Data records:
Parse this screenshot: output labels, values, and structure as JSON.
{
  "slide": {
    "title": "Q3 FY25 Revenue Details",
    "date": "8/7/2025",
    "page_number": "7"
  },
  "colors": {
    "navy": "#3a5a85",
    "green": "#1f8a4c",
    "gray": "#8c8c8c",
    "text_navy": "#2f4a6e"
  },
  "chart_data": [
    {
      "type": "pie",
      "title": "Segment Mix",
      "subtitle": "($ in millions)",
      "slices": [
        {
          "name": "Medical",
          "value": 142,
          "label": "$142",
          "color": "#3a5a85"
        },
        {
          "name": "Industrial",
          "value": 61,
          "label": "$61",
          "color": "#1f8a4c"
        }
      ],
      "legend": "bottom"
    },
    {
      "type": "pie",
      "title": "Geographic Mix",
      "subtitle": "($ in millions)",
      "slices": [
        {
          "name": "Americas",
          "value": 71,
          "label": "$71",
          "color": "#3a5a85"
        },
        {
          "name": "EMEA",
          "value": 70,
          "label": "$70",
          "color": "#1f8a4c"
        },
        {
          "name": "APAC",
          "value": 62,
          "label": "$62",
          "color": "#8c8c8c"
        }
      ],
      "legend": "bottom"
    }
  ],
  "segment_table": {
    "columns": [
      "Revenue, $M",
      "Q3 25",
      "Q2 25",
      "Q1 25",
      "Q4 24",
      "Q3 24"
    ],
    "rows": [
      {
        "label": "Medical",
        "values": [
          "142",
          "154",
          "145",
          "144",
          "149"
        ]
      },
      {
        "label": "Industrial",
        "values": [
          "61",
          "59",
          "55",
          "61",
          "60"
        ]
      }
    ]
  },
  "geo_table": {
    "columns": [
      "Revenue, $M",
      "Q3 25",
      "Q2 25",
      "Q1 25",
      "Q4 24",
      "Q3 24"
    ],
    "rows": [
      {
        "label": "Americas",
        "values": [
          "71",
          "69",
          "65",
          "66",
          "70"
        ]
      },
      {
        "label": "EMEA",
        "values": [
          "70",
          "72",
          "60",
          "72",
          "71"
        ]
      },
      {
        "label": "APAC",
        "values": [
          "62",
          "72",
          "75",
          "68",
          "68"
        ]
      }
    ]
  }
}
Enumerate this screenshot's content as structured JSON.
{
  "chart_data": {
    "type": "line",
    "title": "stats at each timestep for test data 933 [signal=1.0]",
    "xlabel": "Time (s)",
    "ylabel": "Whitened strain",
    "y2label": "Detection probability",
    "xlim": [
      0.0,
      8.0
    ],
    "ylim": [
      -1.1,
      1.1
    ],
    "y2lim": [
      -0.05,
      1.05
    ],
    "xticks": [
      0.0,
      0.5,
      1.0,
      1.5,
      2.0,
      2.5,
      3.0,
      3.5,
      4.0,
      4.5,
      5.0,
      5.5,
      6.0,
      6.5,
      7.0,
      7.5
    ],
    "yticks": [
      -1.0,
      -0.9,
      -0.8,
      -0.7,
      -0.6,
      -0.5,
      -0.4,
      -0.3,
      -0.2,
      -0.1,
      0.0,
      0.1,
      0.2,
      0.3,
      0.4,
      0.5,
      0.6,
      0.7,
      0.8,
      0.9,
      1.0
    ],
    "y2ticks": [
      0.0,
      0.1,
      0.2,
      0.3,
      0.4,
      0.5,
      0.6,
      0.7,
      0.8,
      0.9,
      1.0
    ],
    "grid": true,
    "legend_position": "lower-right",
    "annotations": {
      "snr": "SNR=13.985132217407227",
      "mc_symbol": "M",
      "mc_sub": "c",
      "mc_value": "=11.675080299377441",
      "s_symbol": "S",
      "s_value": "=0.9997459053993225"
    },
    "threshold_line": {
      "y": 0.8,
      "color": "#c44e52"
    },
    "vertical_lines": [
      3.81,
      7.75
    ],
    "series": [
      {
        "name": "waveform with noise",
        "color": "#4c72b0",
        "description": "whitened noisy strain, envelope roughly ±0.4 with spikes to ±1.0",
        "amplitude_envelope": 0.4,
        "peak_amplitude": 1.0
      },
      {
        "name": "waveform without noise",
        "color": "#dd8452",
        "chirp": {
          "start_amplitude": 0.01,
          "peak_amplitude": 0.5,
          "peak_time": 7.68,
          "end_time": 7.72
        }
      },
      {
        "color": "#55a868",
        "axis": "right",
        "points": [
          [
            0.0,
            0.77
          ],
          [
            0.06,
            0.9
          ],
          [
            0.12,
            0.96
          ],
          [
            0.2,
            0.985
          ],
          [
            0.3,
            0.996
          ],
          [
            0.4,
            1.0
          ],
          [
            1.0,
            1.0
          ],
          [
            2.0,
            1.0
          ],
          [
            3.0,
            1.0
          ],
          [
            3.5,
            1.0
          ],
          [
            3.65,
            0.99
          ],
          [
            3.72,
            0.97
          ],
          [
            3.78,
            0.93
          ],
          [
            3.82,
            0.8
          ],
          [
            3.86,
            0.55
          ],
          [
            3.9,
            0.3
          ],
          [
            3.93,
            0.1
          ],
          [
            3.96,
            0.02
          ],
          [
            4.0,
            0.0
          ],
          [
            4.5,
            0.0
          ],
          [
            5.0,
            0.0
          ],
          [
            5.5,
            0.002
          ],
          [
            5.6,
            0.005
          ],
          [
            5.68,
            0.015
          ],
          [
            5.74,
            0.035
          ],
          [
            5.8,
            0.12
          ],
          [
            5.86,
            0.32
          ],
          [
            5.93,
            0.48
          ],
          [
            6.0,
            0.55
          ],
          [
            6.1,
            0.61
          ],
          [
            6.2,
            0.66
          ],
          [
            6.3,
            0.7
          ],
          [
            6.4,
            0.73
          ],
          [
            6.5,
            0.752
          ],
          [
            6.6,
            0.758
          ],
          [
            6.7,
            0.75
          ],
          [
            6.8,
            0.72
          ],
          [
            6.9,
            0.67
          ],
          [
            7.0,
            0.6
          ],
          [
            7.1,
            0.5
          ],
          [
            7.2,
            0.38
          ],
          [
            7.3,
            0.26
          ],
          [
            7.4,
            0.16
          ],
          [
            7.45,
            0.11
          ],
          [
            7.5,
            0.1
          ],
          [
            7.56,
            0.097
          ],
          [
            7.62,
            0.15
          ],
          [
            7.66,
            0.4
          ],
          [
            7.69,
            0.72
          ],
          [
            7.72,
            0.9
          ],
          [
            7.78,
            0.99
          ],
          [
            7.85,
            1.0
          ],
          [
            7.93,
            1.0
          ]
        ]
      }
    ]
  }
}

STATED PROBLEM:
Exactly reproduce the material above.

TASK ANSWER:
Parse this screenshot: output labels, values, and structure as JSON.
{
  "slide": {
    "title": "Q3 FY25 Revenue Details",
    "date": "8/7/2025",
    "page_number": "7"
  },
  "colors": {
    "navy": "#3a5a85",
    "green": "#1f8a4c",
    "gray": "#8c8c8c",
    "text_navy": "#2f4a6e"
  },
  "chart_data": [
    {
      "type": "pie",
      "title": "Segment Mix",
      "subtitle": "($ in millions)",
      "slices": [
        {
          "name": "Medical",
          "value": 142,
          "label": "$142",
          "color": "#3a5a85"
        },
        {
          "name": "Industrial",
          "value": 61,
          "label": "$61",
          "color": "#1f8a4c"
        }
      ],
      "legend": "bottom"
    },
    {
      "type": "pie",
      "title": "Geographic Mix",
      "subtitle": "($ in millions)",
      "slices": [
        {
          "name": "Americas",
          "value": 71,
          "label": "$71",
          "color": "#3a5a85"
        },
        {
          "name": "EMEA",
          "value": 70,
          "label": "$70",
          "color": "#1f8a4c"
        },
        {
          "name": "APAC",
          "value": 62,
          "label": "$62",
          "color": "#8c8c8c"
        }
      ],
      "legend": "bottom"
    }
  ],
  "segment_table": {
    "columns": [
      "Revenue, $M",
      "Q3 25",
      "Q2 25",
      "Q1 25",
      "Q4 24",
      "Q3 24"
    ],
    "rows": [
      {
        "label": "Medical",
        "values": [
          "142",
          "154",
          "145",
          "144",
          "149"
        ]
      },
      {
        "label": "Industrial",
        "values": [
          "61",
          "59",
          "55",
          "61",
          "60"
        ]
      }
    ]
  },
  "geo_table": {
    "columns": [
      "Revenue, $M",
      "Q3 25",
      "Q2 25",
      "Q1 25",
      "Q4 24",
      "Q3 24"
    ],
    "rows": [
      {
        "label": "Americas",
        "values": [
          "71",
          "69",
          "65",
          "66",
          "70"
        ]
      },
      {
        "label": "EMEA",
        "values": [
          "70",
          "72",
          "60",
          "72",
          "71"
        ]
      },
      {
        "label": "APAC",
        "values": [
          "62",
          "72",
          "75",
          "68",
          "68"
        ]
      }
    ]
  }
}
Enumerate this screenshot's content as structured JSON.
{
  "chart_data": {
    "type": "line",
    "title": "stats at each timestep for test data 933 [signal=1.0]",
    "xlabel": "Time (s)",
    "ylabel": "Whitened strain",
    "y2label": "Detection probability",
    "xlim": [
      0.0,
      8.0
    ],
    "ylim": [
      -1.1,
      1.1
    ],
    "y2lim": [
      -0.05,
      1.05
    ],
    "xticks": [
      0.0,
      0.5,
      1.0,
      1.5,
      2.0,
      2.5,
      3.0,
      3.5,
      4.0,
      4.5,
      5.0,
      5.5,
      6.0,
      6.5,
      7.0,
      7.5
    ],
    "yticks": [
      -1.0,
      -0.9,
      -0.8,
      -0.7,
      -0.6,
      -0.5,
      -0.4,
      -0.3,
      -0.2,
      -0.1,
      0.0,
      0.1,
      0.2,
      0.3,
      0.4,
      0.5,
      0.6,
      0.7,
      0.8,
      0.9,
      1.0
    ],
    "y2ticks": [
      0.0,
      0.1,
      0.2,
      0.3,
      0.4,
      0.5,
      0.6,
      0.7,
      0.8,
      0.9,
      1.0
    ],
    "grid": true,
    "legend_position": "lower-right",
    "annotations": {
      "snr": "SNR=13.985132217407227",
      "mc_symbol": "M",
      "mc_sub": "c",
      "mc_value": "=11.675080299377441",
      "s_symbol": "S",
      "s_value": "=0.9997459053993225"
    },
    "threshold_line": {
      "y": 0.8,
      "color": "#c44e52"
    },
    "vertical_lines": [
      3.81,
      7.75
    ],
    "series": [
      {
        "name": "waveform with noise",
        "color": "#4c72b0",
        "description": "whitened noisy strain, envelope roughly ±0.4 with spikes to ±1.0",
        "amplitude_envelope": 0.4,
        "peak_amplitude": 1.0
      },
      {
        "name": "waveform without noise",
        "color": "#dd8452",
        "chirp": {
          "start_amplitude": 0.01,
          "peak_amplitude": 0.5,
          "peak_time": 7.68,
          "end_time": 7.72
        }
      },
      {
        "color": "#55a868",
        "axis": "right",
        "points": [
          [
            0.0,
            0.77
          ],
          [
            0.06,
            0.9
          ],
          [
            0.12,
            0.96
          ],
          [
            0.2,
            0.985
          ],
          [
            0.3,
            0.996
          ],
          [
            0.4,
            1.0
          ],
          [
            1.0,
            1.0
          ],
          [
            2.0,
            1.0
          ],
          [
            3.0,
            1.0
          ],
          [
            3.5,
            1.0
          ],
          [
            3.65,
            0.99
          ],
          [
            3.72,
            0.97
          ],
          [
            3.78,
            0.93
          ],
          [
            3.82,
            0.8
          ],
          [
            3.86,
            0.55
          ],
          [
            3.9,
            0.3
          ],
          [
            3.93,
            0.1
          ],
          [
            3.96,
            0.02
          ],
          [
            4.0,
            0.0
          ],
          [
            4.5,
            0.0
          ],
          [
            5.0,
            0.0
          ],
          [
            5.5,
            0.002
          ],
          [
            5.6,
            0.005
          ],
          [
            5.68,
            0.015
          ],
          [
            5.74,
            0.035
          ],
          [
            5.8,
            0.12
          ],
          [
            5.86,
            0.32
          ],
          [
            5.93,
            0.48
          ],
          [
            6.0,
            0.55
          ],
          [
            6.1,
            0.61
          ],
          [
            6.2,
            0.66
          ],
          [
            6.3,
            0.7
          ],
          [
            6.4,
            0.73
          ],
          [
            6.5,
            0.752
          ],
          [
            6.6,
            0.758
          ],
          [
            6.7,
            0.75
          ],
          [
            6.8,
            0.72
          ],
          [
            6.9,
            0.67
          ],
          [
            7.0,
            0.6
          ],
          [
            7.1,
            0.5
          ],
          [
            7.2,
            0.38
          ],
          [
            7.3,
            0.26
          ],
          [
            7.4,
            0.16
          ],
          [
            7.45,
            0.11
          ],
          [
            7.5,
            0.1
          ],
          [
            7.56,
            0.097
          ],
          [
            7.62,
            0.15
          ],
          [
            7.66,
            0.4
          ],
          [
            7.69,
            0.72
          ],
          [
            7.72,
            0.9
          ],
          [
            7.78,
            0.99
          ],
          [
            7.85,
            1.0
          ],
          [
            7.93,
            1.0
          ]
        ]
      }
    ]
  }
}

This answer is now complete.